## WORK INSTRUCTIONS
Will you give the material below again, every line exactly as it is?

## RECORDS FOR PROCESSING

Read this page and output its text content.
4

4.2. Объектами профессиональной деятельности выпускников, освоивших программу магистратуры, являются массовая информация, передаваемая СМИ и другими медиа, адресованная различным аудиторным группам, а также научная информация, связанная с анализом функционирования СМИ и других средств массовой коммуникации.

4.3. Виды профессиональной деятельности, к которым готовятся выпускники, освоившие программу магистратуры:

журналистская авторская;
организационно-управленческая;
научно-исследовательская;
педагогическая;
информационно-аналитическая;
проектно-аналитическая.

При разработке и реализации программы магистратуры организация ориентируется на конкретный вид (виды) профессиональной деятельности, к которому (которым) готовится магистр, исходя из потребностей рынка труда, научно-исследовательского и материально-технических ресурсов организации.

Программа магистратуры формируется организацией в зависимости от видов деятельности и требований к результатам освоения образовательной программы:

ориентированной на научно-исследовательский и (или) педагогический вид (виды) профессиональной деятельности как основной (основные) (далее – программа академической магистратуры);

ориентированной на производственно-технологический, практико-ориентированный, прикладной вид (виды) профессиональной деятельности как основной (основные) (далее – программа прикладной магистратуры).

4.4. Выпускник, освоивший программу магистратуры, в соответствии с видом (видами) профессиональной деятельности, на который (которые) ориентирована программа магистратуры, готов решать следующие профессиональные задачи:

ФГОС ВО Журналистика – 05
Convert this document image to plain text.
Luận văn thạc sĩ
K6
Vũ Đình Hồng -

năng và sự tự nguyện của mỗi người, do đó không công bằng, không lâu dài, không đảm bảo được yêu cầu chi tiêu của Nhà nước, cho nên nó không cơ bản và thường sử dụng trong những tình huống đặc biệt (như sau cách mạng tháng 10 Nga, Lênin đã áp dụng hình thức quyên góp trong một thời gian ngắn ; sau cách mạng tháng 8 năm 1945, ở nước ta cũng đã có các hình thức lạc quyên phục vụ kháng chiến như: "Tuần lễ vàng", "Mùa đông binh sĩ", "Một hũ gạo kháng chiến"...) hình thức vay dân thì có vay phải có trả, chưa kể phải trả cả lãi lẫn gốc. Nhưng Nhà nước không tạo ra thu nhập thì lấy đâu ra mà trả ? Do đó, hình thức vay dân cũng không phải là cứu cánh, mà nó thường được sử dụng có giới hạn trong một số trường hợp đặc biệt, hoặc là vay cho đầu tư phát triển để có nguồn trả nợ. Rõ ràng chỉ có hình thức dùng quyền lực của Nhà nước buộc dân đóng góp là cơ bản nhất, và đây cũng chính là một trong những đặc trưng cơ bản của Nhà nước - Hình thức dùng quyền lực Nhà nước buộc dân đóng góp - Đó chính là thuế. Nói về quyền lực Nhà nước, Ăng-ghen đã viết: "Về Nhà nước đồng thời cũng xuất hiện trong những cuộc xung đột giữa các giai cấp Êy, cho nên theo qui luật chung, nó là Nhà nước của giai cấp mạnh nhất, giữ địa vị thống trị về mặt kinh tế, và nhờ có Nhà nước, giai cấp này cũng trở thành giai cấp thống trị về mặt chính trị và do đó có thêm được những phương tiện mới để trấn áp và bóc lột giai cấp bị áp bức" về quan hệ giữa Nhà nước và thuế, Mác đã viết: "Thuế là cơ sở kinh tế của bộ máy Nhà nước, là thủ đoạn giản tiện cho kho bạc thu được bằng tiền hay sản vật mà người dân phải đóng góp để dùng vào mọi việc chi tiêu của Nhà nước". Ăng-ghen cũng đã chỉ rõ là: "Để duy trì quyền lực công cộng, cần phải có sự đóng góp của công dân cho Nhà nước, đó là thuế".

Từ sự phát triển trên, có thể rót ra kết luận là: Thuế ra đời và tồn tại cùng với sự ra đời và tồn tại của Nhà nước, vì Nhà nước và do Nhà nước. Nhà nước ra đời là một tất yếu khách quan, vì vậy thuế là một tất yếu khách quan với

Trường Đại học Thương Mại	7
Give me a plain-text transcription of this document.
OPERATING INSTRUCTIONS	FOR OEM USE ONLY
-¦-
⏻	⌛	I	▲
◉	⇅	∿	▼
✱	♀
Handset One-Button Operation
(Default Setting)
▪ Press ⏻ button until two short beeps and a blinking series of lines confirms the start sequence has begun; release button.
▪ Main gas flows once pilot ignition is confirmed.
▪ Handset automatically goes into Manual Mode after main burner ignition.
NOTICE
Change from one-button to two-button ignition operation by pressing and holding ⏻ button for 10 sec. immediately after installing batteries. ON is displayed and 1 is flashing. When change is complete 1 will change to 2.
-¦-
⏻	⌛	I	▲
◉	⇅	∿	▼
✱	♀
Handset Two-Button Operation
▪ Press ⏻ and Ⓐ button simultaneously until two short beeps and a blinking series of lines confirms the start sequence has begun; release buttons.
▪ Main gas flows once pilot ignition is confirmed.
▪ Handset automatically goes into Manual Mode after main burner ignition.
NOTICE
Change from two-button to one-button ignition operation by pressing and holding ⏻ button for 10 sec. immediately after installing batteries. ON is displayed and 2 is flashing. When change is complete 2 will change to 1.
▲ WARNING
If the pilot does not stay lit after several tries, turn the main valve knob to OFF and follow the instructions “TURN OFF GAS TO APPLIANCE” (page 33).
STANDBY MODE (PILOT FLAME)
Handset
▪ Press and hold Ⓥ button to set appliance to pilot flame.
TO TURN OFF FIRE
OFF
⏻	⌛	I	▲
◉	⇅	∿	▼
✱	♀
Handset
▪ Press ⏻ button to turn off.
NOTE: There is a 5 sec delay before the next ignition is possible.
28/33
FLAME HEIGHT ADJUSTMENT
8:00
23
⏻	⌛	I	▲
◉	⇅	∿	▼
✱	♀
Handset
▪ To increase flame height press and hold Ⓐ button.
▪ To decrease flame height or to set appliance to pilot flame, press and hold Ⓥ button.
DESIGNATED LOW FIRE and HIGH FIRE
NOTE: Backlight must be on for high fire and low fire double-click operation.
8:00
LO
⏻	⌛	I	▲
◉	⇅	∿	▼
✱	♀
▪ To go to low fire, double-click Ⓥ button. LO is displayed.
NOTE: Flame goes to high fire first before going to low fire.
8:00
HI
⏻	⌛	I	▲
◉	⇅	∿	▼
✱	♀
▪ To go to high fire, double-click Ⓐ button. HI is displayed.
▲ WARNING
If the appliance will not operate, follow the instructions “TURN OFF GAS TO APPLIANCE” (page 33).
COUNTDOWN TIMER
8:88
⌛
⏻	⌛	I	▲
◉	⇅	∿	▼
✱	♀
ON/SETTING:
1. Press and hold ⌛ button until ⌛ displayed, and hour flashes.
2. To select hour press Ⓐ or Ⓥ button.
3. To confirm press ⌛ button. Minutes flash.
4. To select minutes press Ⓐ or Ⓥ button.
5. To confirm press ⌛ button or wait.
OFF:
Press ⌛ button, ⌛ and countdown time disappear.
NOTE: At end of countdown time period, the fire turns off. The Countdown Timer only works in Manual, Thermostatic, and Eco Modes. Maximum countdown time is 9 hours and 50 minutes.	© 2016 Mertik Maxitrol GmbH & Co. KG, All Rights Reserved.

## TASK OUTPUT
Read this page and output its text content.
4

4.2. Объектами профессиональной деятельности выпускников, освоивших программу магистратуры, являются массовая информация, передаваемая СМИ и другими медиа, адресованная различным аудиторным группам, а также научная информация, связанная с анализом функционирования СМИ и других средств массовой коммуникации.

4.3. Виды профессиональной деятельности, к которым готовятся выпускники, освоившие программу магистратуры:

журналистская авторская;
организационно-управленческая;
научно-исследовательская;
педагогическая;
информационно-аналитическая;
проектно-аналитическая.

При разработке и реализации программы магистратуры организация ориентируется на конкретный вид (виды) профессиональной деятельности, к которому (которым) готовится магистр, исходя из потребностей рынка труда, научно-исследовательского и материально-технических ресурсов организации.

Программа магистратуры формируется организацией в зависимости от видов деятельности и требований к результатам освоения образовательной программы:

ориентированной на научно-исследовательский и (или) педагогический вид (виды) профессиональной деятельности как основной (основные) (далее – программа академической магистратуры);

ориентированной на производственно-технологический, практико-ориентированный, прикладной вид (виды) профессиональной деятельности как основной (основные) (далее – программа прикладной магистратуры).

4.4. Выпускник, освоивший программу магистратуры, в соответствии с видом (видами) профессиональной деятельности, на который (которые) ориентирована программа магистратуры, готов решать следующие профессиональные задачи:

ФГОС ВО Журналистика – 05
Convert this document image to plain text.
Luận văn thạc sĩ
K6
Vũ Đình Hồng -

năng và sự tự nguyện của mỗi người, do đó không công bằng, không lâu dài, không đảm bảo được yêu cầu chi tiêu của Nhà nước, cho nên nó không cơ bản và thường sử dụng trong những tình huống đặc biệt (như sau cách mạng tháng 10 Nga, Lênin đã áp dụng hình thức quyên góp trong một thời gian ngắn ; sau cách mạng tháng 8 năm 1945, ở nước ta cũng đã có các hình thức lạc quyên phục vụ kháng chiến như: "Tuần lễ vàng", "Mùa đông binh sĩ", "Một hũ gạo kháng chiến"...) hình thức vay dân thì có vay phải có trả, chưa kể phải trả cả lãi lẫn gốc. Nhưng Nhà nước không tạo ra thu nhập thì lấy đâu ra mà trả ? Do đó, hình thức vay dân cũng không phải là cứu cánh, mà nó thường được sử dụng có giới hạn trong một số trường hợp đặc biệt, hoặc là vay cho đầu tư phát triển để có nguồn trả nợ. Rõ ràng chỉ có hình thức dùng quyền lực của Nhà nước buộc dân đóng góp là cơ bản nhất, và đây cũng chính là một trong những đặc trưng cơ bản của Nhà nước - Hình thức dùng quyền lực Nhà nước buộc dân đóng góp - Đó chính là thuế. Nói về quyền lực Nhà nước, Ăng-ghen đã viết: "Về Nhà nước đồng thời cũng xuất hiện trong những cuộc xung đột giữa các giai cấp Êy, cho nên theo qui luật chung, nó là Nhà nước của giai cấp mạnh nhất, giữ địa vị thống trị về mặt kinh tế, và nhờ có Nhà nước, giai cấp này cũng trở thành giai cấp thống trị về mặt chính trị và do đó có thêm được những phương tiện mới để trấn áp và bóc lột giai cấp bị áp bức" về quan hệ giữa Nhà nước và thuế, Mác đã viết: "Thuế là cơ sở kinh tế của bộ máy Nhà nước, là thủ đoạn giản tiện cho kho bạc thu được bằng tiền hay sản vật mà người dân phải đóng góp để dùng vào mọi việc chi tiêu của Nhà nước". Ăng-ghen cũng đã chỉ rõ là: "Để duy trì quyền lực công cộng, cần phải có sự đóng góp của công dân cho Nhà nước, đó là thuế".

Từ sự phát triển trên, có thể rót ra kết luận là: Thuế ra đời và tồn tại cùng với sự ra đời và tồn tại của Nhà nước, vì Nhà nước và do Nhà nước. Nhà nước ra đời là một tất yếu khách quan, vì vậy thuế là một tất yếu khách quan với

Trường Đại học Thương Mại	7
Give me a plain-text transcription of this document.
OPERATING INSTRUCTIONS	FOR OEM USE ONLY
-¦-
⏻	⌛	I	▲
◉	⇅	∿	▼
✱	♀
Handset One-Button Operation
(Default Setting)
▪ Press ⏻ button until two short beeps and a blinking series of lines confirms the start sequence has begun; release button.
▪ Main gas flows once pilot ignition is confirmed.
▪ Handset automatically goes into Manual Mode after main burner ignition.
NOTICE
Change from one-button to two-button ignition operation by pressing and holding ⏻ button for 10 sec. immediately after installing batteries. ON is displayed and 1 is flashing. When change is complete 1 will change to 2.
-¦-
⏻	⌛	I	▲
◉	⇅	∿	▼
✱	♀
Handset Two-Button Operation
▪ Press ⏻ and Ⓐ button simultaneously until two short beeps and a blinking series of lines confirms the start sequence has begun; release buttons.
▪ Main gas flows once pilot ignition is confirmed.
▪ Handset automatically goes into Manual Mode after main burner ignition.
NOTICE
Change from two-button to one-button ignition operation by pressing and holding ⏻ button for 10 sec. immediately after installing batteries. ON is displayed and 2 is flashing. When change is complete 2 will change to 1.
▲ WARNING
If the pilot does not stay lit after several tries, turn the main valve knob to OFF and follow the instructions “TURN OFF GAS TO APPLIANCE” (page 33).
STANDBY MODE (PILOT FLAME)
Handset
▪ Press and hold Ⓥ button to set appliance to pilot flame.
TO TURN OFF FIRE
OFF
⏻	⌛	I	▲
◉	⇅	∿	▼
✱	♀
Handset
▪ Press ⏻ button to turn off.
NOTE: There is a 5 sec delay before the next ignition is possible.
28/33
FLAME HEIGHT ADJUSTMENT
8:00
23
⏻	⌛	I	▲
◉	⇅	∿	▼
✱	♀
Handset
▪ To increase flame height press and hold Ⓐ button.
▪ To decrease flame height or to set appliance to pilot flame, press and hold Ⓥ button.
DESIGNATED LOW FIRE and HIGH FIRE
NOTE: Backlight must be on for high fire and low fire double-click operation.
8:00
LO
⏻	⌛	I	▲
◉	⇅	∿	▼
✱	♀
▪ To go to low fire, double-click Ⓥ button. LO is displayed.
NOTE: Flame goes to high fire first before going to low fire.
8:00
HI
⏻	⌛	I	▲
◉	⇅	∿	▼
✱	♀
▪ To go to high fire, double-click Ⓐ button. HI is displayed.
▲ WARNING
If the appliance will not operate, follow the instructions “TURN OFF GAS TO APPLIANCE” (page 33).
COUNTDOWN TIMER
8:88
⌛
⏻	⌛	I	▲
◉	⇅	∿	▼
✱	♀
ON/SETTING:
1. Press and hold ⌛ button until ⌛ displayed, and hour flashes.
2. To select hour press Ⓐ or Ⓥ button.
3. To confirm press ⌛ button. Minutes flash.
4. To select minutes press Ⓐ or Ⓥ button.
5. To confirm press ⌛ button or wait.
OFF:
Press ⌛ button, ⌛ and countdown time disappear.
NOTE: At end of countdown time period, the fire turns off. The Countdown Timer only works in Manual, Thermostatic, and Eco Modes. Maximum countdown time is 9 hours and 50 minutes.	© 2016 Mertik Maxitrol GmbH & Co. KG, All Rights Reserved.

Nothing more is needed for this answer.